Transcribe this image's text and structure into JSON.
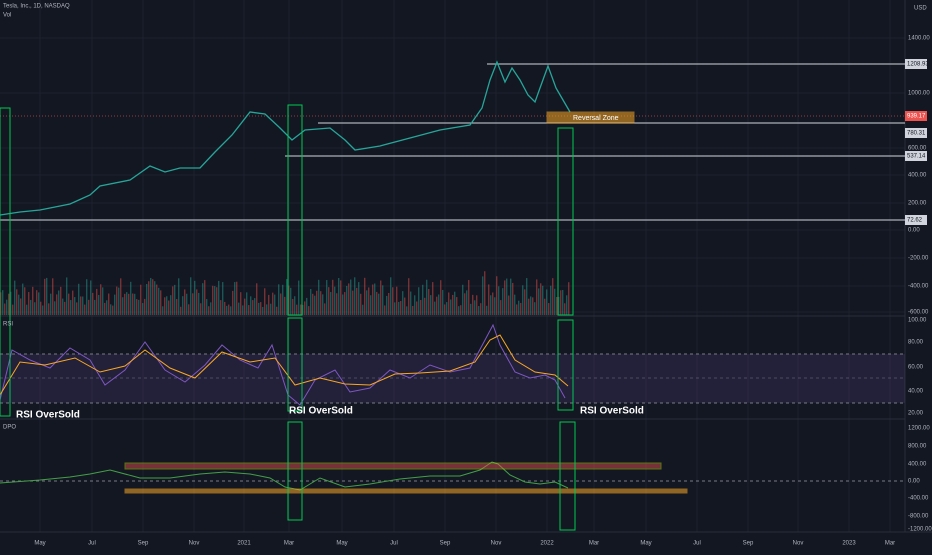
{
  "header": {
    "symbol": "Tesla, Inc., 1D, NASDAQ",
    "volume": "Vol",
    "currency": "USD"
  },
  "price_axis": [
    "1400.00",
    "1000.00",
    "600.00",
    "400.00",
    "200.00",
    "0.00",
    "-200.00",
    "-400.00",
    "-600.00"
  ],
  "price_levels": [
    "1208.93",
    "939.17",
    "780.31",
    "537.14",
    "72.62"
  ],
  "rsi": {
    "label": "RSI",
    "axis": [
      "100.00",
      "80.00",
      "60.00",
      "40.00",
      "20.00"
    ]
  },
  "dpo": {
    "label": "DPO",
    "axis": [
      "1200.00",
      "800.00",
      "400.00",
      "0.00",
      "-400.00",
      "-800.00",
      "-1200.00"
    ]
  },
  "time_axis": [
    "May",
    "Jul",
    "Sep",
    "Nov",
    "2021",
    "Mar",
    "May",
    "Jul",
    "Sep",
    "Nov",
    "2022",
    "Mar",
    "May",
    "Jul",
    "Sep",
    "Nov",
    "2023",
    "Mar"
  ],
  "annotations": {
    "reversal": "Reversal Zone",
    "oversold": [
      "RSI OverSold",
      "RSI OverSold",
      "RSI OverSold"
    ]
  }
}
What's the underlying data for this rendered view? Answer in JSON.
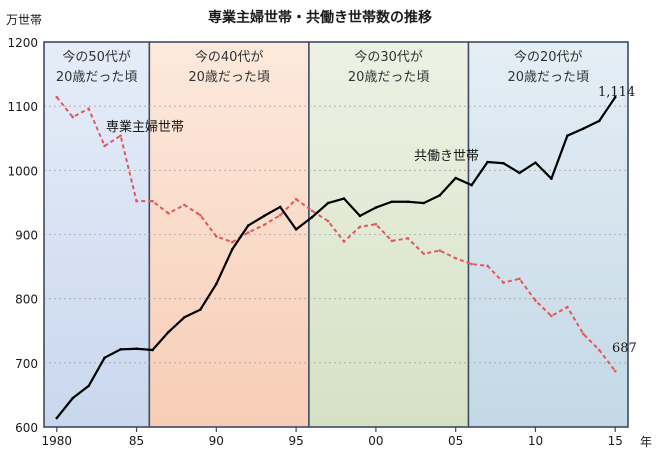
{
  "chart_data": {
    "type": "line",
    "title": "専業主婦世帯・共働き世帯数の推移",
    "ylabel": "万世帯",
    "xlabel": "年",
    "ylim": [
      600,
      1200
    ],
    "xlim": [
      1979.2,
      2015.8
    ],
    "yticks": [
      600,
      700,
      800,
      900,
      1000,
      1100,
      1200
    ],
    "xticks": [
      {
        "value": 1980,
        "label": "1980"
      },
      {
        "value": 1985,
        "label": "85"
      },
      {
        "value": 1990,
        "label": "90"
      },
      {
        "value": 1995,
        "label": "95"
      },
      {
        "value": 2000,
        "label": "00"
      },
      {
        "value": 2005,
        "label": "05"
      },
      {
        "value": 2010,
        "label": "10"
      },
      {
        "value": 2015,
        "label": "15"
      }
    ],
    "x": [
      1980,
      1981,
      1982,
      1983,
      1984,
      1985,
      1986,
      1987,
      1988,
      1989,
      1990,
      1991,
      1992,
      1993,
      1994,
      1995,
      1996,
      1997,
      1998,
      1999,
      2000,
      2001,
      2002,
      2003,
      2004,
      2005,
      2006,
      2007,
      2008,
      2009,
      2010,
      2011,
      2012,
      2013,
      2014,
      2015
    ],
    "series": [
      {
        "name": "専業主婦世帯",
        "color": "#e0595c",
        "dash": "4,3",
        "values": [
          1114,
          1083,
          1096,
          1038,
          1054,
          952,
          952,
          933,
          946,
          930,
          897,
          888,
          903,
          915,
          930,
          955,
          937,
          921,
          889,
          912,
          916,
          890,
          894,
          870,
          875,
          863,
          854,
          851,
          825,
          831,
          797,
          773,
          787,
          745,
          720,
          687
        ]
      },
      {
        "name": "共働き世帯",
        "color": "#000000",
        "dash": "",
        "values": [
          614,
          645,
          664,
          708,
          721,
          722,
          720,
          748,
          771,
          783,
          823,
          877,
          914,
          929,
          943,
          908,
          927,
          949,
          956,
          929,
          942,
          951,
          951,
          949,
          961,
          988,
          977,
          1013,
          1011,
          996,
          1012,
          987,
          1054,
          1065,
          1077,
          1114
        ]
      }
    ],
    "annotations": {
      "housewife_series_label": "専業主婦世帯",
      "dualincome_series_label": "共働き世帯",
      "end_value_dualincome": "1,114",
      "end_value_housewife": "687"
    },
    "eras": [
      {
        "from": 1979.2,
        "to": 1985.8,
        "color": "#dde6f6",
        "line1": "今の50代が",
        "line2": "20歳だった頃"
      },
      {
        "from": 1985.8,
        "to": 1995.8,
        "color": "#fbe0d2",
        "line1": "今の40代が",
        "line2": "20歳だった頃"
      },
      {
        "from": 1995.8,
        "to": 2005.8,
        "color": "#e5ecd9",
        "line1": "今の30代が",
        "line2": "20歳だった頃"
      },
      {
        "from": 2005.8,
        "to": 2015.8,
        "color": "#dbe8f0",
        "line1": "今の20代が",
        "line2": "20歳だった頃"
      }
    ],
    "grid": true,
    "legend": "none"
  }
}
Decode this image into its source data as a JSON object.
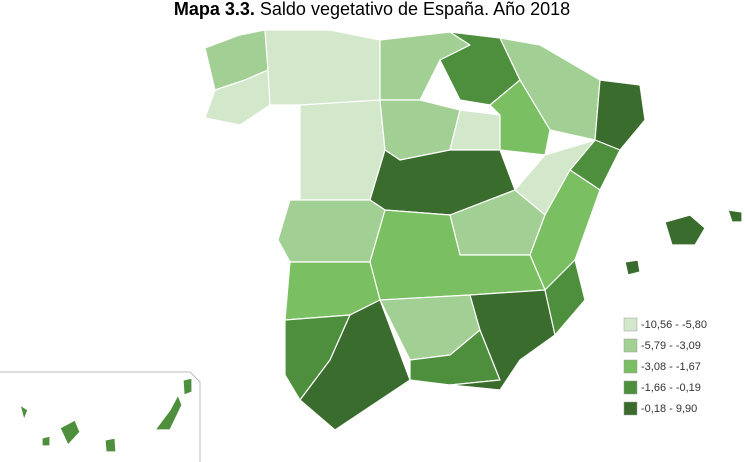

**WRITTEN PROBLEM**
Your task is to set down the records shown above exactly, minus any pictures.

**WRITTEN ANSWER**
Transcribe this image's text and structure into JSON.
{
  "header": {
    "symbol": "Tesla, Inc., 1D, NASDAQ",
    "volume": "Vol",
    "currency": "USD"
  },
  "price_axis": [
    "1400.00",
    "1000.00",
    "600.00",
    "400.00",
    "200.00",
    "0.00",
    "-200.00",
    "-400.00",
    "-600.00"
  ],
  "price_levels": [
    "1208.93",
    "939.17",
    "780.31",
    "537.14",
    "72.62"
  ],
  "rsi": {
    "label": "RSI",
    "axis": [
      "100.00",
      "80.00",
      "60.00",
      "40.00",
      "20.00"
    ]
  },
  "dpo": {
    "label": "DPO",
    "axis": [
      "1200.00",
      "800.00",
      "400.00",
      "0.00",
      "-400.00",
      "-800.00",
      "-1200.00"
    ]
  },
  "time_axis": [
    "May",
    "Jul",
    "Sep",
    "Nov",
    "2021",
    "Mar",
    "May",
    "Jul",
    "Sep",
    "Nov",
    "2022",
    "Mar",
    "May",
    "Jul",
    "Sep",
    "Nov",
    "2023",
    "Mar"
  ],
  "annotations": {
    "reversal": "Reversal Zone",
    "oversold": [
      "RSI OverSold",
      "RSI OverSold",
      "RSI OverSold"
    ]
  }
}
What's the underlying data for this rendered view? Answer in JSON.
{
  "chart_data": {
    "type": "line",
    "title": "専業主婦世帯・共働き世帯数の推移",
    "ylabel": "万世帯",
    "xlabel": "年",
    "ylim": [
      600,
      1200
    ],
    "xlim": [
      1979.2,
      2015.8
    ],
    "yticks": [
      600,
      700,
      800,
      900,
      1000,
      1100,
      1200
    ],
    "xticks": [
      {
        "value": 1980,
        "label": "1980"
      },
      {
        "value": 1985,
        "label": "85"
      },
      {
        "value": 1990,
        "label": "90"
      },
      {
        "value": 1995,
        "label": "95"
      },
      {
        "value": 2000,
        "label": "00"
      },
      {
        "value": 2005,
        "label": "05"
      },
      {
        "value": 2010,
        "label": "10"
      },
      {
        "value": 2015,
        "label": "15"
      }
    ],
    "x": [
      1980,
      1981,
      1982,
      1983,
      1984,
      1985,
      1986,
      1987,
      1988,
      1989,
      1990,
      1991,
      1992,
      1993,
      1994,
      1995,
      1996,
      1997,
      1998,
      1999,
      2000,
      2001,
      2002,
      2003,
      2004,
      2005,
      2006,
      2007,
      2008,
      2009,
      2010,
      2011,
      2012,
      2013,
      2014,
      2015
    ],
    "series": [
      {
        "name": "専業主婦世帯",
        "color": "#e0595c",
        "dash": "4,3",
        "values": [
          1114,
          1083,
          1096,
          1038,
          1054,
          952,
          952,
          933,
          946,
          930,
          897,
          888,
          903,
          915,
          930,
          955,
          937,
          921,
          889,
          912,
          916,
          890,
          894,
          870,
          875,
          863,
          854,
          851,
          825,
          831,
          797,
          773,
          787,
          745,
          720,
          687
        ]
      },
      {
        "name": "共働き世帯",
        "color": "#000000",
        "dash": "",
        "values": [
          614,
          645,
          664,
          708,
          721,
          722,
          720,
          748,
          771,
          783,
          823,
          877,
          914,
          929,
          943,
          908,
          927,
          949,
          956,
          929,
          942,
          951,
          951,
          949,
          961,
          988,
          977,
          1013,
          1011,
          996,
          1012,
          987,
          1054,
          1065,
          1077,
          1114
        ]
      }
    ],
    "annotations": {
      "housewife_series_label": "専業主婦世帯",
      "dualincome_series_label": "共働き世帯",
      "end_value_dualincome": "1,114",
      "end_value_housewife": "687"
    },
    "eras": [
      {
        "from": 1979.2,
        "to": 1985.8,
        "color": "#dde6f6",
        "line1": "今の50代が",
        "line2": "20歳だった頃"
      },
      {
        "from": 1985.8,
        "to": 1995.8,
        "color": "#fbe0d2",
        "line1": "今の40代が",
        "line2": "20歳だった頃"
      },
      {
        "from": 1995.8,
        "to": 2005.8,
        "color": "#e5ecd9",
        "line1": "今の30代が",
        "line2": "20歳だった頃"
      },
      {
        "from": 2005.8,
        "to": 2015.8,
        "color": "#dbe8f0",
        "line1": "今の20代が",
        "line2": "20歳だった頃"
      }
    ],
    "grid": true,
    "legend": "none"
  }
}
Decode this image into its source data as a JSON object.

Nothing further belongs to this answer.